Records
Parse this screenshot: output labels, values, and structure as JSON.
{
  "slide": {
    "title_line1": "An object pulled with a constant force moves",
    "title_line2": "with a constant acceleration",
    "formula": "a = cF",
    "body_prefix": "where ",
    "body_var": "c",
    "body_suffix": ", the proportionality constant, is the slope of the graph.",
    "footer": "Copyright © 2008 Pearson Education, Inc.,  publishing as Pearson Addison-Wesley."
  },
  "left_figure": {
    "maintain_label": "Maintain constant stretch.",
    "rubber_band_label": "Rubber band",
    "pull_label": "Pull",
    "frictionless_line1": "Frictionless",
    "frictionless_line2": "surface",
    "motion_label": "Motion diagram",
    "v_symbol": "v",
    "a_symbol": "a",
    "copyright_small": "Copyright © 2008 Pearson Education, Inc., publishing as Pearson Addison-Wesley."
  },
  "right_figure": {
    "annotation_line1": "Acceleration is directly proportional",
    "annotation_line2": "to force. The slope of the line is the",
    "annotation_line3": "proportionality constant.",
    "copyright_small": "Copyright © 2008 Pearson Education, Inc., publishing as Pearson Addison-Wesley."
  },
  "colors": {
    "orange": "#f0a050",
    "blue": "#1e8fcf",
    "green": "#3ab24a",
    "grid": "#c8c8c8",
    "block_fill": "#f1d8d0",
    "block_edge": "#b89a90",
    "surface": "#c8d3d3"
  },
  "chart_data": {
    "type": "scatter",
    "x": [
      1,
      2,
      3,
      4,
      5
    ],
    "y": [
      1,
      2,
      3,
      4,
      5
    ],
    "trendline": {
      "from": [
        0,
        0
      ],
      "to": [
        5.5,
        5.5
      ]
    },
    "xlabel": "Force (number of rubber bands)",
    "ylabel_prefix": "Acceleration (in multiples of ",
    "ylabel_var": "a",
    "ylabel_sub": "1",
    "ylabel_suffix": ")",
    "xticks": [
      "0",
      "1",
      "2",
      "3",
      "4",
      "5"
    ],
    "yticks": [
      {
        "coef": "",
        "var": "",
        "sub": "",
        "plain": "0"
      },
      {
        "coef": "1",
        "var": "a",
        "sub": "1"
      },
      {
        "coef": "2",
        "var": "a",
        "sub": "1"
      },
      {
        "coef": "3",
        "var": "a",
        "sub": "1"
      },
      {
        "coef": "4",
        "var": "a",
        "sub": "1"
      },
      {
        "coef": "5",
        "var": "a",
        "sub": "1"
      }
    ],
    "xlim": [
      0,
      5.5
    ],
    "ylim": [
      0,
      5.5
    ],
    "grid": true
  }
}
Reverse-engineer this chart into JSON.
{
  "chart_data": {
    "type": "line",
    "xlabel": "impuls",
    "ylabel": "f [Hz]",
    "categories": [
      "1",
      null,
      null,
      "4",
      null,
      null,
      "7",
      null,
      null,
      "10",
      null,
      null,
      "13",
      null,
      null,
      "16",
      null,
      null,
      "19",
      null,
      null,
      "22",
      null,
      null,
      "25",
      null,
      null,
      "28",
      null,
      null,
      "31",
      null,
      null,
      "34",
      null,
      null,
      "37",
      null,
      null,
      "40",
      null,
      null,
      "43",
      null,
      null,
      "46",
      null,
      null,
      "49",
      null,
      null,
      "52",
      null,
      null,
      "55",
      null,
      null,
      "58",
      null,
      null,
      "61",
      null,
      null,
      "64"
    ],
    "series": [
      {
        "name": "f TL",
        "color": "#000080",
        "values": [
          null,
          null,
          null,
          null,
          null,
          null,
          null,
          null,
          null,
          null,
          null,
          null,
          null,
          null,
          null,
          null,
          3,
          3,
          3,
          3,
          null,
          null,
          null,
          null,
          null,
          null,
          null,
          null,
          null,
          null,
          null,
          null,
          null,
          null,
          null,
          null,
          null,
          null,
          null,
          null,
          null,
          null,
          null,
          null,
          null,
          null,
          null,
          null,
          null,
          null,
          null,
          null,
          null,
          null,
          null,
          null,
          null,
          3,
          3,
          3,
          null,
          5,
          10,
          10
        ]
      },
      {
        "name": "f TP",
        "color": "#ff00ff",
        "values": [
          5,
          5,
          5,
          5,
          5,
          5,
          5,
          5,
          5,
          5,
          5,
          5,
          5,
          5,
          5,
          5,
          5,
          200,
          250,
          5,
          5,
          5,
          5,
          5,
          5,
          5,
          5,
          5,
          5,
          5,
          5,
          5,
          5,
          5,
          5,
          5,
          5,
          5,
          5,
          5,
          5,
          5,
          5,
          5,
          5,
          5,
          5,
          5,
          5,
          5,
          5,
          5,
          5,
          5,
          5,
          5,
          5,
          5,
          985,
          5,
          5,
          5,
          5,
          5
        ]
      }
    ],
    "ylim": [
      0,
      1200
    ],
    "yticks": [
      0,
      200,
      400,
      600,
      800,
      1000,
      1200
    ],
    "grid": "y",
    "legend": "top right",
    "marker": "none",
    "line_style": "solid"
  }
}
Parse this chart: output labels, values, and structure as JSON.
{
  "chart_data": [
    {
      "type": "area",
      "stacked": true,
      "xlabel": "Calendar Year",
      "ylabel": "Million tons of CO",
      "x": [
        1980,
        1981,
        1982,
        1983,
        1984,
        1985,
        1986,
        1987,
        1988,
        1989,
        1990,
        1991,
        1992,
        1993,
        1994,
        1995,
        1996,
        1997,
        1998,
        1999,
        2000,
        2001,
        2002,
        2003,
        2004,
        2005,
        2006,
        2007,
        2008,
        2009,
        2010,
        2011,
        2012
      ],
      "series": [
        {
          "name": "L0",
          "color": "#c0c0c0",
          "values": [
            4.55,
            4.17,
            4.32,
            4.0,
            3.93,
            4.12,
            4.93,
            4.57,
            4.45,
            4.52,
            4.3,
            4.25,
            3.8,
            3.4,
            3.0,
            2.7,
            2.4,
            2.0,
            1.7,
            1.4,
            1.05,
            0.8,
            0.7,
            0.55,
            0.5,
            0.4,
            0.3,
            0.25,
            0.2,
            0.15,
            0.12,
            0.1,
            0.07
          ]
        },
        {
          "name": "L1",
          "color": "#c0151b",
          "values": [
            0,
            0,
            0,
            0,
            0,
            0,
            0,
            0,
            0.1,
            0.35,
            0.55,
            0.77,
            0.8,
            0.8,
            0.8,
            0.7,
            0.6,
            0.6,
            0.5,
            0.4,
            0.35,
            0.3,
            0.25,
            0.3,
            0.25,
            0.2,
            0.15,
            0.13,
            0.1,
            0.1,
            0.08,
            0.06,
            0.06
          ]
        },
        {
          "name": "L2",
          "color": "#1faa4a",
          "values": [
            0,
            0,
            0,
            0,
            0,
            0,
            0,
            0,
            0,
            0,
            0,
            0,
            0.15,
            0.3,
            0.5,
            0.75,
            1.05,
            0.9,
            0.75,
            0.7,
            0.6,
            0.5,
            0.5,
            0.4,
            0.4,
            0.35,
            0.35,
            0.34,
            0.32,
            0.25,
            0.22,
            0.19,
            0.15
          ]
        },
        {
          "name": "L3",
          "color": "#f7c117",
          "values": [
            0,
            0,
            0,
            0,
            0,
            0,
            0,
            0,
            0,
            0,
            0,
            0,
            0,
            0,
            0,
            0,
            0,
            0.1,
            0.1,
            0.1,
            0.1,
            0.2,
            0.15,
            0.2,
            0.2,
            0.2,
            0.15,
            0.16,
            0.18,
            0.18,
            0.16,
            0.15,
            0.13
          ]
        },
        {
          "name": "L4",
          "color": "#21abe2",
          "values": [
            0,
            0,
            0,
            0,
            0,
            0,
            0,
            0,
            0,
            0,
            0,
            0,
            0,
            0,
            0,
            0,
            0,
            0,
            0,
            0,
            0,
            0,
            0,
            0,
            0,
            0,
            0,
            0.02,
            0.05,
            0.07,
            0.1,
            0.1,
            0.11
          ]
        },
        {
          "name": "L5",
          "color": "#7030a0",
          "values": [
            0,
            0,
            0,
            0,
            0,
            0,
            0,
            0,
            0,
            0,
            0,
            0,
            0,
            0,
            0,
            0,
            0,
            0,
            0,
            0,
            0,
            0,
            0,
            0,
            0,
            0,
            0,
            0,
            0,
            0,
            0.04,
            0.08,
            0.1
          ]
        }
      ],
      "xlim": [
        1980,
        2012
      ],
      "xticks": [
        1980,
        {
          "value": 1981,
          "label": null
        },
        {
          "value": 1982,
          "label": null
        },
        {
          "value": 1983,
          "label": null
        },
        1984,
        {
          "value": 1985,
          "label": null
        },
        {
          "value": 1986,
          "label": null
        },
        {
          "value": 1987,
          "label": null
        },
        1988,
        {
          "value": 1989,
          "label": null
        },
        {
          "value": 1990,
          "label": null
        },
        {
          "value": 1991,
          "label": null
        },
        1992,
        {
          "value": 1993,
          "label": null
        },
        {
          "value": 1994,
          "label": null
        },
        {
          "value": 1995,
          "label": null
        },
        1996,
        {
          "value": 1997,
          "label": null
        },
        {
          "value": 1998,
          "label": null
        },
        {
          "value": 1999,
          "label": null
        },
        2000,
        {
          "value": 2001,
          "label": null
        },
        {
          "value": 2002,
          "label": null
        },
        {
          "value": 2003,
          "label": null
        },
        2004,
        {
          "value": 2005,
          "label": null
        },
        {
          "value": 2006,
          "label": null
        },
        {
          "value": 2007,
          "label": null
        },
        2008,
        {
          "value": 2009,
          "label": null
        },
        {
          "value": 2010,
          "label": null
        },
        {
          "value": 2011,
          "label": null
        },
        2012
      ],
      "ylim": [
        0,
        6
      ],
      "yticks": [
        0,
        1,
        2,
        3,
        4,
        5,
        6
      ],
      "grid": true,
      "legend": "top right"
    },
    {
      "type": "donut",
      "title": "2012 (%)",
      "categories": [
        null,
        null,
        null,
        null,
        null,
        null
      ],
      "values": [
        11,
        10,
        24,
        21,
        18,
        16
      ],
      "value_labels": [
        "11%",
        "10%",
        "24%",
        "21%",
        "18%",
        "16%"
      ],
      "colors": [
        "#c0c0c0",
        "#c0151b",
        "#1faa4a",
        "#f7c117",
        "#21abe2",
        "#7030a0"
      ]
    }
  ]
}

● Objective
Which lines include "constant"? Copy each of them out.

● Correct response
    "title_line1": "An object pulled with a constant force moves",
    "title_line2": "with a constant acceleration",
    "body_suffix": ", the proportionality constant, is the slope of the graph.",
    "maintain_label": "Maintain constant stretch.",
    "annotation_line3": "proportionality constant.",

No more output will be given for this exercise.